(The problem) Look through the material below. Copy each line that contains the string "созданные".

------ Supplied data

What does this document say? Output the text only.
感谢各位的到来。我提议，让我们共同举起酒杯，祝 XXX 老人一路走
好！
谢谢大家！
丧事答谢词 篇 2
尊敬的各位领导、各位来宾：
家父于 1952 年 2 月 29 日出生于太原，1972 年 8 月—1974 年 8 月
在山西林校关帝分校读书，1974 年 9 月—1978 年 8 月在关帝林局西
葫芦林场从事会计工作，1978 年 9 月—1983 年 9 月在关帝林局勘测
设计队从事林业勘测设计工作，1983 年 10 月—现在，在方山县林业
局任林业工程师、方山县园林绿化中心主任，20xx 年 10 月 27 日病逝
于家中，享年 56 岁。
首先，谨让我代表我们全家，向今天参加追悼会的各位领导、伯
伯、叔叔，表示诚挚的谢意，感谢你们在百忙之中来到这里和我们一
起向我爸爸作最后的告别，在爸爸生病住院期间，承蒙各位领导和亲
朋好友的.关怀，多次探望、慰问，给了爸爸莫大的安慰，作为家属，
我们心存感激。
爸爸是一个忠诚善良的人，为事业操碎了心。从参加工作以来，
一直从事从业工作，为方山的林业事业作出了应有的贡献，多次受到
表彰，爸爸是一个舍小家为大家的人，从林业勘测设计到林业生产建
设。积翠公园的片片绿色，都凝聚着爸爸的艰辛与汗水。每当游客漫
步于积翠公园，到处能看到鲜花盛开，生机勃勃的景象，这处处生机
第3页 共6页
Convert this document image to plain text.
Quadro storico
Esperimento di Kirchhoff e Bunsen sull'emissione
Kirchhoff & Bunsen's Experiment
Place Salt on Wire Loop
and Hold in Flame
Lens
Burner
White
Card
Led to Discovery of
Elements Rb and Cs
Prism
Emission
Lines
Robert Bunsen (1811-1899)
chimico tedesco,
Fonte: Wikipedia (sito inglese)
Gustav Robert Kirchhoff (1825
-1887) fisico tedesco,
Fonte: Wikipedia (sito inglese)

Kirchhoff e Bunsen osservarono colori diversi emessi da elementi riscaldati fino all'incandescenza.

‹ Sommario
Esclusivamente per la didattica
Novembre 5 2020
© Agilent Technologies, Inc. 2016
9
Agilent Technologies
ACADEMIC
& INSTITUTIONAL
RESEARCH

------------
------ Supplied data

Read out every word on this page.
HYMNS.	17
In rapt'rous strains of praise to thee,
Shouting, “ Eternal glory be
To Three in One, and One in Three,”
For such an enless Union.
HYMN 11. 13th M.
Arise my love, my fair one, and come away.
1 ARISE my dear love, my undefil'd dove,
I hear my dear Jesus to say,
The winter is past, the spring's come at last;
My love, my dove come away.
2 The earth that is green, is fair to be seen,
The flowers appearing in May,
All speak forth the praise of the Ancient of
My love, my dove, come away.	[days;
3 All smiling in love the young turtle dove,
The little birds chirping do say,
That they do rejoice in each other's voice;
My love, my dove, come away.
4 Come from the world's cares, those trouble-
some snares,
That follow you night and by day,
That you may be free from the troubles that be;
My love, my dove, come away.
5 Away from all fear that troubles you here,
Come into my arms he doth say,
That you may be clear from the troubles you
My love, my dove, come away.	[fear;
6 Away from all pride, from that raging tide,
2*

------------
------ Supplied data

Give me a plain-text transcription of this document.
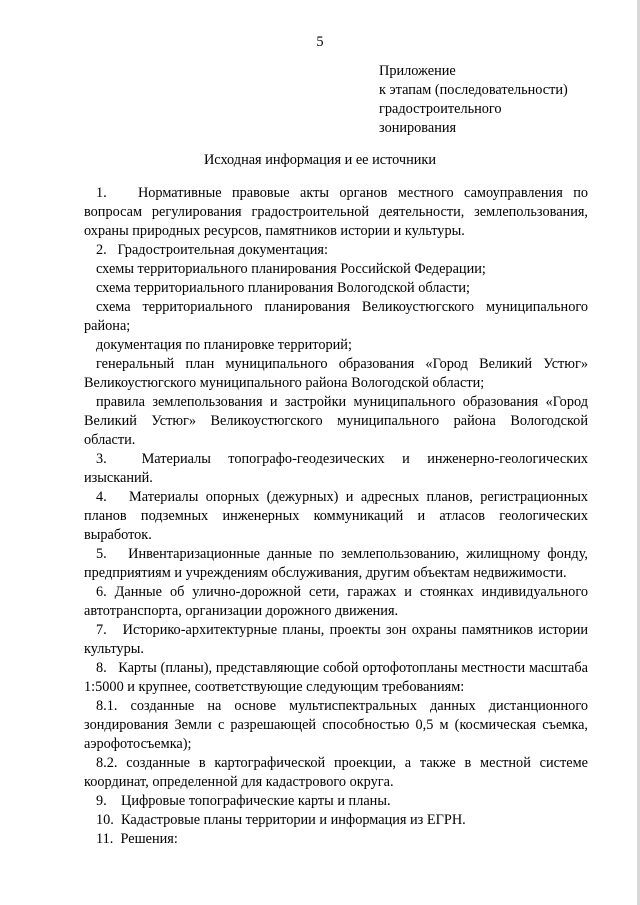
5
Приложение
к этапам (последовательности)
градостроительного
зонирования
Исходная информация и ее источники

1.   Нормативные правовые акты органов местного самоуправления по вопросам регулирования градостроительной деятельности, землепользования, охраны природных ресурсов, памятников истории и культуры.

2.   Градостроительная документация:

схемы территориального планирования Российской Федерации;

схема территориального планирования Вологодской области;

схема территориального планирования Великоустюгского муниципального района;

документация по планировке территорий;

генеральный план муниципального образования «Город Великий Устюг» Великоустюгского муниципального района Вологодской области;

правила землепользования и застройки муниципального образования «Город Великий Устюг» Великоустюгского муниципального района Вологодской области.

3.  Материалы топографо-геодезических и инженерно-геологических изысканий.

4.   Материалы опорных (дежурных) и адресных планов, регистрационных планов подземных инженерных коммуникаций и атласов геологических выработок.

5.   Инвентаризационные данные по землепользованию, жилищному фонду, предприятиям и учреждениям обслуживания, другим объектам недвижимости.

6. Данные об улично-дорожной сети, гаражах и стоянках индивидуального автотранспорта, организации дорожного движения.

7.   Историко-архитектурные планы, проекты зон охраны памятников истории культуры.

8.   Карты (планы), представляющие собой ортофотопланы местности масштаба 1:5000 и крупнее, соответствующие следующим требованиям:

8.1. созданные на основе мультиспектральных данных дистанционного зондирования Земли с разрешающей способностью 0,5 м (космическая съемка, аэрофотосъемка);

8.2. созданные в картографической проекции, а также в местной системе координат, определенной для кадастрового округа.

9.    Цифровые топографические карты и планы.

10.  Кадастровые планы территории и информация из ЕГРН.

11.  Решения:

------------

(Task answer)
8.1. созданные на основе мультиспектральных данных дистанционного зондирования Земли с разрешающей способностью 0,5 м (космическая съемка, аэрофотосъемка);
8.2. созданные в картографической проекции, а также в местной системе координат, определенной для кадастрового округа.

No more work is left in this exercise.